(Stored data)
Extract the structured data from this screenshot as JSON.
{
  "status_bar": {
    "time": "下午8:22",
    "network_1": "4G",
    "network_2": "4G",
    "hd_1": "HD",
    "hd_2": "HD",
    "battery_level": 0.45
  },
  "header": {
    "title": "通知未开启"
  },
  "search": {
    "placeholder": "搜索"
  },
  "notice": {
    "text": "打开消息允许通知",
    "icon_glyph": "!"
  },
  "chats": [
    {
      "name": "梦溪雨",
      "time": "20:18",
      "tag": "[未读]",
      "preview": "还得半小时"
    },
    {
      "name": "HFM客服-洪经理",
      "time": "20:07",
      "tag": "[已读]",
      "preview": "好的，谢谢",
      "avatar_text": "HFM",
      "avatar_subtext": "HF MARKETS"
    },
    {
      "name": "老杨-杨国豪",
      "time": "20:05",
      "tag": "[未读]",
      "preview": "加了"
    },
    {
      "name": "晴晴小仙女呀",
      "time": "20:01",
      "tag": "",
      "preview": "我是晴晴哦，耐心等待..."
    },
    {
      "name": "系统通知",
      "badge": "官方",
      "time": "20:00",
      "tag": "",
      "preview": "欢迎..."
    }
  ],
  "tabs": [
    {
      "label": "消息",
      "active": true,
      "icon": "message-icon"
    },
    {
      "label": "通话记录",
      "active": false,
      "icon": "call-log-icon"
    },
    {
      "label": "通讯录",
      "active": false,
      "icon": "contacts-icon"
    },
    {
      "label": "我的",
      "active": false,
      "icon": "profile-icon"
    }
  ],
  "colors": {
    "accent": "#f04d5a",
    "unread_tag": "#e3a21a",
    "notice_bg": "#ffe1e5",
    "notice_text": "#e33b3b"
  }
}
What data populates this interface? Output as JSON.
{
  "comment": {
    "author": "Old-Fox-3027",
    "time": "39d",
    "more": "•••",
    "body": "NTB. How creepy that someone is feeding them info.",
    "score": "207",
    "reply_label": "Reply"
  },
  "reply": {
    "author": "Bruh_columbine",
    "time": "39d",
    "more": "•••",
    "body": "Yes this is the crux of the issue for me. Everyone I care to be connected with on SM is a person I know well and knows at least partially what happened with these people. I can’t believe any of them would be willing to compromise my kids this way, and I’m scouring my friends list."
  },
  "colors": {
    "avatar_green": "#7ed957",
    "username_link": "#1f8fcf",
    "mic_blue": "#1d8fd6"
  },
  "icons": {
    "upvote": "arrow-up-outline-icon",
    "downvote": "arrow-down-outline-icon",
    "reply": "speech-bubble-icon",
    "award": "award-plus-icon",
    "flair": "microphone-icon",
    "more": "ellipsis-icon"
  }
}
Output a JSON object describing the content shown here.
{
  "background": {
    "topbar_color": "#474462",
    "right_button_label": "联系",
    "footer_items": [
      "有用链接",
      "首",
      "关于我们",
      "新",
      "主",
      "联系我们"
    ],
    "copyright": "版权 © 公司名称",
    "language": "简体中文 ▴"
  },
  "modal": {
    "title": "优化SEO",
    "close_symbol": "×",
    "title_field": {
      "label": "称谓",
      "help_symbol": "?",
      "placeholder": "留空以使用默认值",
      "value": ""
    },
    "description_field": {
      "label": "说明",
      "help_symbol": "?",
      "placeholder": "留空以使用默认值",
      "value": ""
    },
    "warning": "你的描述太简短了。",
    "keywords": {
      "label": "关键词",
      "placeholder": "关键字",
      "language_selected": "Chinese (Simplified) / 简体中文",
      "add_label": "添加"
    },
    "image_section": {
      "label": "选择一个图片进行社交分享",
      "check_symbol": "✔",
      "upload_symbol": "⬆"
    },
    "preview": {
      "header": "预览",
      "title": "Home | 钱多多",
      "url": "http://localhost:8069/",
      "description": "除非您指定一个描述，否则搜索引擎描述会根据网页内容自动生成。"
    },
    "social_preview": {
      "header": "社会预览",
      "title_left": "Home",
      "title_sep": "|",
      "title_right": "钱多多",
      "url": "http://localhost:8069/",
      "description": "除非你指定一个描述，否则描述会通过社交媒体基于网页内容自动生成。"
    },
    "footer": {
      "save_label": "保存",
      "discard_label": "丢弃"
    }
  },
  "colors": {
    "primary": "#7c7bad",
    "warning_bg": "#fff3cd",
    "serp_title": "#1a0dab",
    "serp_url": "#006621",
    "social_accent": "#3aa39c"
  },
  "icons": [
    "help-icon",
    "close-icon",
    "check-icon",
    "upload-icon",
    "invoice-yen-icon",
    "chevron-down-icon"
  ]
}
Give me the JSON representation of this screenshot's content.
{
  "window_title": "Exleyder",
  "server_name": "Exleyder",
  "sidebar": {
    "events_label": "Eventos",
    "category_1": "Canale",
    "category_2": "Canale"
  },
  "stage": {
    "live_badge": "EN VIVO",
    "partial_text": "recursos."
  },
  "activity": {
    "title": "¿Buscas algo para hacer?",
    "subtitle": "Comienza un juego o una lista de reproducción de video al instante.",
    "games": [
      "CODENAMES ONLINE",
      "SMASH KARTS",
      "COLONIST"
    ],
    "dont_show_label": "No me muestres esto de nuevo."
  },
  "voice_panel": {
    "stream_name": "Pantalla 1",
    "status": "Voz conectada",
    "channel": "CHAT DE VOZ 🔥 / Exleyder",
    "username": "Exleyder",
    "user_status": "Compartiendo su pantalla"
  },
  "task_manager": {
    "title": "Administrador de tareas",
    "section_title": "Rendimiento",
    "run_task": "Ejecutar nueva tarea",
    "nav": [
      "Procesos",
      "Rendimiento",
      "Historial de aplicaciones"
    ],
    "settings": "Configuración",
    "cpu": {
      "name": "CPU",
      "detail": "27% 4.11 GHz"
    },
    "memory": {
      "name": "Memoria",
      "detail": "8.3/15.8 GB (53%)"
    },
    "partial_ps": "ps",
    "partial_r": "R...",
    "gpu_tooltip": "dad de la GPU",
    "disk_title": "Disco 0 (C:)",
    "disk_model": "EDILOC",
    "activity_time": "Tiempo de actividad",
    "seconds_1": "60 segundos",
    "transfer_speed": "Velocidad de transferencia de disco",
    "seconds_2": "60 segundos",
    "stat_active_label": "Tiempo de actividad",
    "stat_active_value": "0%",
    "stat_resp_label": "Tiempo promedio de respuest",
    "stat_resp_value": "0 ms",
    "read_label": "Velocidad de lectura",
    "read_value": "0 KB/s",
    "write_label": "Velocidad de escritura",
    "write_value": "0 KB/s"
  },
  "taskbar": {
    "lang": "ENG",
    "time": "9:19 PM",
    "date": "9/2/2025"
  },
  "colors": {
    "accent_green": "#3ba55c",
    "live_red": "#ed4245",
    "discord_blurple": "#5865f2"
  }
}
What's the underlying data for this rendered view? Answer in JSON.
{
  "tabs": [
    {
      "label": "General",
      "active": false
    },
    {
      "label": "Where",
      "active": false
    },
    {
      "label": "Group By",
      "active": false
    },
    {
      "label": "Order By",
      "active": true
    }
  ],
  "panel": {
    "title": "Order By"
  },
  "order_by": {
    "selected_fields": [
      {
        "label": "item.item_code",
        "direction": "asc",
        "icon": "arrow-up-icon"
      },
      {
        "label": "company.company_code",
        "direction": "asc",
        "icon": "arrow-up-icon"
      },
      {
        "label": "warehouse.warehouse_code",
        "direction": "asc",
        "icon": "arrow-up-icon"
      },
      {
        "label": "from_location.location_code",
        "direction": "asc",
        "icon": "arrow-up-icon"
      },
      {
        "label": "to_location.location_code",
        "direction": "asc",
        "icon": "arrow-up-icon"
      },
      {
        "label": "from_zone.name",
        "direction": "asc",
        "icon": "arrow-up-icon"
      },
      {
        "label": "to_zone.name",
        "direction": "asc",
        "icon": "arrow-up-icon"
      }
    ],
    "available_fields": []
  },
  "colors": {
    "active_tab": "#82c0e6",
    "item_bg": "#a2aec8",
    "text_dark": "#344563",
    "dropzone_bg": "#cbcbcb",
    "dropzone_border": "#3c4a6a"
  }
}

What to do
Extract, unchanged, the closing run of lines that opens with the line containing "What's the underlying" and ends with the last line.

Response below
What's the underlying data for this rendered view? Answer in JSON.
{
  "tabs": [
    {
      "label": "General",
      "active": false
    },
    {
      "label": "Where",
      "active": false
    },
    {
      "label": "Group By",
      "active": false
    },
    {
      "label": "Order By",
      "active": true
    }
  ],
  "panel": {
    "title": "Order By"
  },
  "order_by": {
    "selected_fields": [
      {
        "label": "item.item_code",
        "direction": "asc",
        "icon": "arrow-up-icon"
      },
      {
        "label": "company.company_code",
        "direction": "asc",
        "icon": "arrow-up-icon"
      },
      {
        "label": "warehouse.warehouse_code",
        "direction": "asc",
        "icon": "arrow-up-icon"
      },
      {
        "label": "from_location.location_code",
        "direction": "asc",
        "icon": "arrow-up-icon"
      },
      {
        "label": "to_location.location_code",
        "direction": "asc",
        "icon": "arrow-up-icon"
      },
      {
        "label": "from_zone.name",
        "direction": "asc",
        "icon": "arrow-up-icon"
      },
      {
        "label": "to_zone.name",
        "direction": "asc",
        "icon": "arrow-up-icon"
      }
    ],
    "available_fields": []
  },
  "colors": {
    "active_tab": "#82c0e6",
    "item_bg": "#a2aec8",
    "text_dark": "#344563",
    "dropzone_bg": "#cbcbcb",
    "dropzone_border": "#3c4a6a"
  }
}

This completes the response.